Records from a dataset:
----

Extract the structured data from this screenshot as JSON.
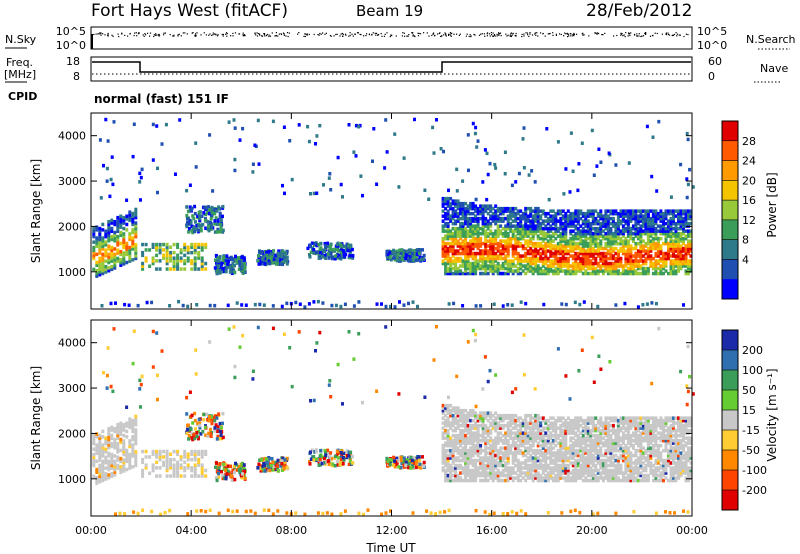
{
  "header": {
    "station": "Fort Hays West (fitACF)",
    "beam": "Beam 19",
    "date": "28/Feb/2012"
  },
  "strips": {
    "nsky_label": "N.Sky",
    "nsky_ticks": [
      "10^5",
      "10^0"
    ],
    "nsearch_label": "N.Search",
    "nsearch_ticks": [
      "10^5",
      "10^0"
    ],
    "freq_label": "Freq.",
    "freq_unit": "[MHz]",
    "freq_ticks": [
      "18",
      "8"
    ],
    "nave_label": "Nave",
    "nave_ticks": [
      "60",
      "0"
    ],
    "cpid_label": "CPID",
    "cpid_text": "normal (fast) 151 IF"
  },
  "chart_data": [
    {
      "type": "heatmap",
      "panel": "power",
      "ylabel": "Slant Range [km]",
      "xlabel": "Time UT",
      "xticks": [
        "00:00",
        "04:00",
        "08:00",
        "12:00",
        "16:00",
        "20:00",
        "00:00"
      ],
      "yticks": [
        1000,
        2000,
        3000,
        4000
      ],
      "ylim": [
        180,
        4500
      ],
      "xlim_hours": [
        0,
        24
      ],
      "colorbar": {
        "label": "Power [dB]",
        "ticks": [
          "28",
          "24",
          "20",
          "16",
          "12",
          "8",
          "4"
        ],
        "colors": [
          "#e00000",
          "#ff5a00",
          "#ff9a00",
          "#f5c400",
          "#98c93a",
          "#3a9e5a",
          "#2e7a8a",
          "#1f4fb0",
          "#0000ff"
        ]
      },
      "dominant_features": [
        {
          "time_start": "00:00",
          "time_end": "01:50",
          "range_km": [
            1100,
            2000
          ],
          "power_db": 16
        },
        {
          "time_start": "02:00",
          "time_end": "04:30",
          "range_km": [
            1100,
            1500
          ],
          "power_db": 12
        },
        {
          "time_start": "14:00",
          "time_end": "24:00",
          "range_km": [
            1200,
            2700
          ],
          "power_db": 22
        }
      ]
    },
    {
      "type": "heatmap",
      "panel": "velocity",
      "ylabel": "Slant Range [km]",
      "xlabel": "Time UT",
      "xticks": [
        "00:00",
        "04:00",
        "08:00",
        "12:00",
        "16:00",
        "20:00",
        "00:00"
      ],
      "yticks": [
        1000,
        2000,
        3000,
        4000
      ],
      "ylim": [
        180,
        4500
      ],
      "xlim_hours": [
        0,
        24
      ],
      "colorbar": {
        "label": "Velocity [m s⁻¹]",
        "ticks": [
          "200",
          "100",
          "50",
          "15",
          "-15",
          "-50",
          "-100",
          "-200"
        ],
        "colors": [
          "#1a2aa8",
          "#2f6fb0",
          "#3a9e5a",
          "#66cc33",
          "#c8c8c8",
          "#ffcc33",
          "#ff8800",
          "#ff4400",
          "#e00000"
        ]
      },
      "dominant_features": [
        {
          "time_start": "14:00",
          "time_end": "24:00",
          "range_km": [
            1200,
            2700
          ],
          "velocity_ms": 0
        },
        {
          "time_start": "07:00",
          "time_end": "08:30",
          "range_km": [
            1000,
            1500
          ],
          "velocity_ms": -80
        }
      ]
    }
  ]
}
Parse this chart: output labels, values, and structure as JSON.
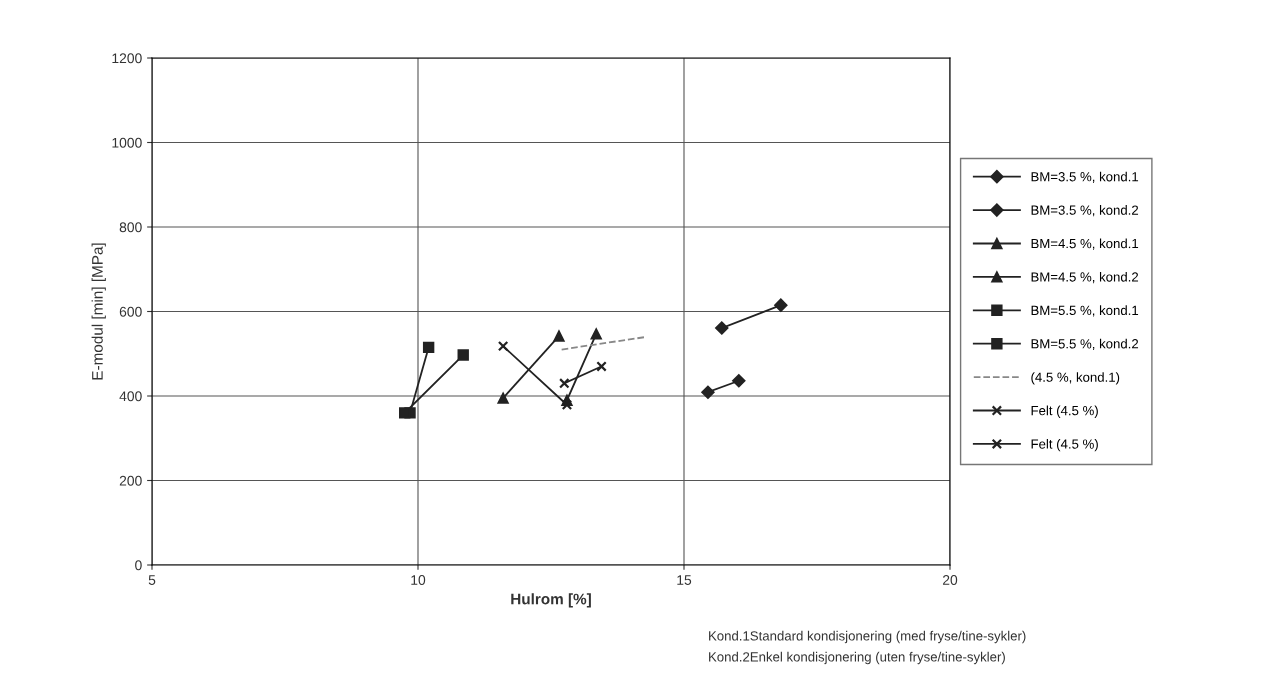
{
  "chart_data": {
    "type": "line",
    "xlabel": "Hulrom [%]",
    "ylabel": "E-modul [min] [MPa]",
    "xlim": [
      5,
      20
    ],
    "xticks": [
      5,
      10,
      15,
      20
    ],
    "ylim": [
      0,
      1200
    ],
    "yticks": [
      0,
      200,
      400,
      600,
      800,
      1000,
      1200
    ],
    "grid": true,
    "legend": "right",
    "series": [
      {
        "name": "BM=3.5 %, kond.1",
        "color": "#222222",
        "marker": "diamond",
        "x": [
          15.45,
          16.03
        ],
        "values": [
          409,
          436
        ]
      },
      {
        "name": "BM=3.5 %, kond.2",
        "color": "#222222",
        "marker": "diamond",
        "x": [
          15.71,
          16.82
        ],
        "values": [
          561,
          615
        ]
      },
      {
        "name": "BM=4.5 %, kond.1",
        "color": "#222222",
        "marker": "triangle",
        "x": [
          12.8,
          13.35
        ],
        "values": [
          390,
          547
        ]
      },
      {
        "name": "BM=4.5 %, kond.2",
        "color": "#222222",
        "marker": "triangle",
        "x": [
          11.6,
          12.65
        ],
        "values": [
          395,
          542
        ]
      },
      {
        "name": "BM=5.5 %, kond.1",
        "color": "#222222",
        "marker": "square",
        "x": [
          9.85,
          10.2
        ],
        "values": [
          360,
          515
        ]
      },
      {
        "name": "BM=5.5 %, kond.2",
        "color": "#222222",
        "marker": "square",
        "x": [
          9.75,
          10.85
        ],
        "values": [
          360,
          497
        ]
      },
      {
        "name": "(4.5 %, kond.1)",
        "color": "#888888",
        "marker": "none",
        "line_style": "dashed",
        "x": [
          12.7,
          14.3
        ],
        "values": [
          510,
          540
        ]
      },
      {
        "name": "Felt (4.5 %)",
        "color": "#222222",
        "marker": "cross",
        "x": [
          11.6,
          12.8
        ],
        "values": [
          518,
          379
        ]
      },
      {
        "name": "Felt (4.5 %)",
        "color": "#222222",
        "marker": "cross",
        "x": [
          12.75,
          13.45
        ],
        "values": [
          430,
          470
        ]
      }
    ],
    "annotations": [
      "Kond.1Standard kondisjonering (med fryse/tine-sykler)",
      "Kond.2Enkel kondisjonering (uten fryse/tine-sykler)"
    ]
  }
}
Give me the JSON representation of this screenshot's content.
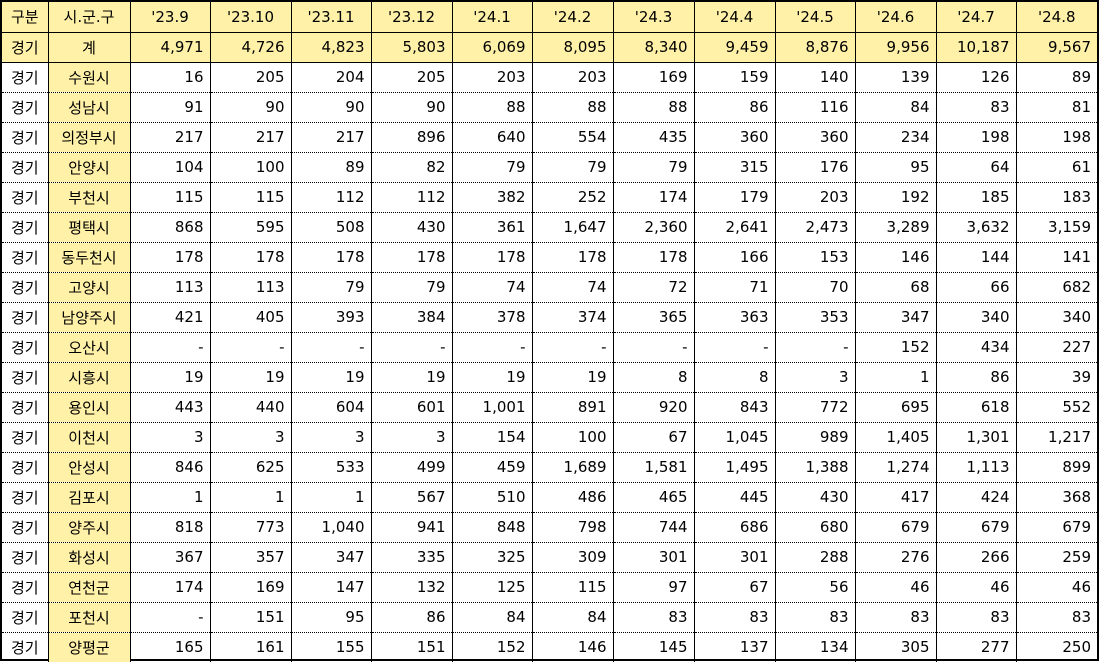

----

• **Requirements**:
Reproduce each entry verbatim, excluding any embedded images.

• **Answer to this problem**:
Extract the structured data from this screenshot as JSON.
{
  "header": {
    "station": "Fort Hays West (fitACF)",
    "beam": "Beam 19",
    "date": "28/Feb/2012"
  },
  "strips": {
    "nsky_label": "N.Sky",
    "nsky_ticks": [
      "10^5",
      "10^0"
    ],
    "nsearch_label": "N.Search",
    "nsearch_ticks": [
      "10^5",
      "10^0"
    ],
    "freq_label": "Freq.",
    "freq_unit": "[MHz]",
    "freq_ticks": [
      "18",
      "8"
    ],
    "nave_label": "Nave",
    "nave_ticks": [
      "60",
      "0"
    ],
    "cpid_label": "CPID",
    "cpid_text": "normal (fast) 151 IF"
  },
  "chart_data": [
    {
      "type": "heatmap",
      "panel": "power",
      "ylabel": "Slant Range [km]",
      "xlabel": "Time UT",
      "xticks": [
        "00:00",
        "04:00",
        "08:00",
        "12:00",
        "16:00",
        "20:00",
        "00:00"
      ],
      "yticks": [
        1000,
        2000,
        3000,
        4000
      ],
      "ylim": [
        180,
        4500
      ],
      "xlim_hours": [
        0,
        24
      ],
      "colorbar": {
        "label": "Power [dB]",
        "ticks": [
          "28",
          "24",
          "20",
          "16",
          "12",
          "8",
          "4"
        ],
        "colors": [
          "#e00000",
          "#ff5a00",
          "#ff9a00",
          "#f5c400",
          "#98c93a",
          "#3a9e5a",
          "#2e7a8a",
          "#1f4fb0",
          "#0000ff"
        ]
      },
      "dominant_features": [
        {
          "time_start": "00:00",
          "time_end": "01:50",
          "range_km": [
            1100,
            2000
          ],
          "power_db": 16
        },
        {
          "time_start": "02:00",
          "time_end": "04:30",
          "range_km": [
            1100,
            1500
          ],
          "power_db": 12
        },
        {
          "time_start": "14:00",
          "time_end": "24:00",
          "range_km": [
            1200,
            2700
          ],
          "power_db": 22
        }
      ]
    },
    {
      "type": "heatmap",
      "panel": "velocity",
      "ylabel": "Slant Range [km]",
      "xlabel": "Time UT",
      "xticks": [
        "00:00",
        "04:00",
        "08:00",
        "12:00",
        "16:00",
        "20:00",
        "00:00"
      ],
      "yticks": [
        1000,
        2000,
        3000,
        4000
      ],
      "ylim": [
        180,
        4500
      ],
      "xlim_hours": [
        0,
        24
      ],
      "colorbar": {
        "label": "Velocity [m s⁻¹]",
        "ticks": [
          "200",
          "100",
          "50",
          "15",
          "-15",
          "-50",
          "-100",
          "-200"
        ],
        "colors": [
          "#1a2aa8",
          "#2f6fb0",
          "#3a9e5a",
          "#66cc33",
          "#c8c8c8",
          "#ffcc33",
          "#ff8800",
          "#ff4400",
          "#e00000"
        ]
      },
      "dominant_features": [
        {
          "time_start": "14:00",
          "time_end": "24:00",
          "range_km": [
            1200,
            2700
          ],
          "velocity_ms": 0
        },
        {
          "time_start": "07:00",
          "time_end": "08:30",
          "range_km": [
            1000,
            1500
          ],
          "velocity_ms": -80
        }
      ]
    }
  ]
}
Parse this chart: output labels, values, and structure as JSON.
{
  "chart_data": {
    "type": "line",
    "xlabel": "Hulrom [%]",
    "ylabel": "E-modul [min] [MPa]",
    "xlim": [
      5,
      20
    ],
    "xticks": [
      5,
      10,
      15,
      20
    ],
    "ylim": [
      0,
      1200
    ],
    "yticks": [
      0,
      200,
      400,
      600,
      800,
      1000,
      1200
    ],
    "grid": true,
    "legend": "right",
    "series": [
      {
        "name": "BM=3.5 %, kond.1",
        "color": "#222222",
        "marker": "diamond",
        "x": [
          15.45,
          16.03
        ],
        "values": [
          409,
          436
        ]
      },
      {
        "name": "BM=3.5 %, kond.2",
        "color": "#222222",
        "marker": "diamond",
        "x": [
          15.71,
          16.82
        ],
        "values": [
          561,
          615
        ]
      },
      {
        "name": "BM=4.5 %, kond.1",
        "color": "#222222",
        "marker": "triangle",
        "x": [
          12.8,
          13.35
        ],
        "values": [
          390,
          547
        ]
      },
      {
        "name": "BM=4.5 %, kond.2",
        "color": "#222222",
        "marker": "triangle",
        "x": [
          11.6,
          12.65
        ],
        "values": [
          395,
          542
        ]
      },
      {
        "name": "BM=5.5 %, kond.1",
        "color": "#222222",
        "marker": "square",
        "x": [
          9.85,
          10.2
        ],
        "values": [
          360,
          515
        ]
      },
      {
        "name": "BM=5.5 %, kond.2",
        "color": "#222222",
        "marker": "square",
        "x": [
          9.75,
          10.85
        ],
        "values": [
          360,
          497
        ]
      },
      {
        "name": "(4.5 %, kond.1)",
        "color": "#888888",
        "marker": "none",
        "line_style": "dashed",
        "x": [
          12.7,
          14.3
        ],
        "values": [
          510,
          540
        ]
      },
      {
        "name": "Felt (4.5 %)",
        "color": "#222222",
        "marker": "cross",
        "x": [
          11.6,
          12.8
        ],
        "values": [
          518,
          379
        ]
      },
      {
        "name": "Felt (4.5 %)",
        "color": "#222222",
        "marker": "cross",
        "x": [
          12.75,
          13.45
        ],
        "values": [
          430,
          470
        ]
      }
    ],
    "annotations": [
      "Kond.1Standard kondisjonering (med fryse/tine-sykler)",
      "Kond.2Enkel kondisjonering (uten fryse/tine-sykler)"
    ]
  }
}
Give me the JSON representation of this screenshot's content.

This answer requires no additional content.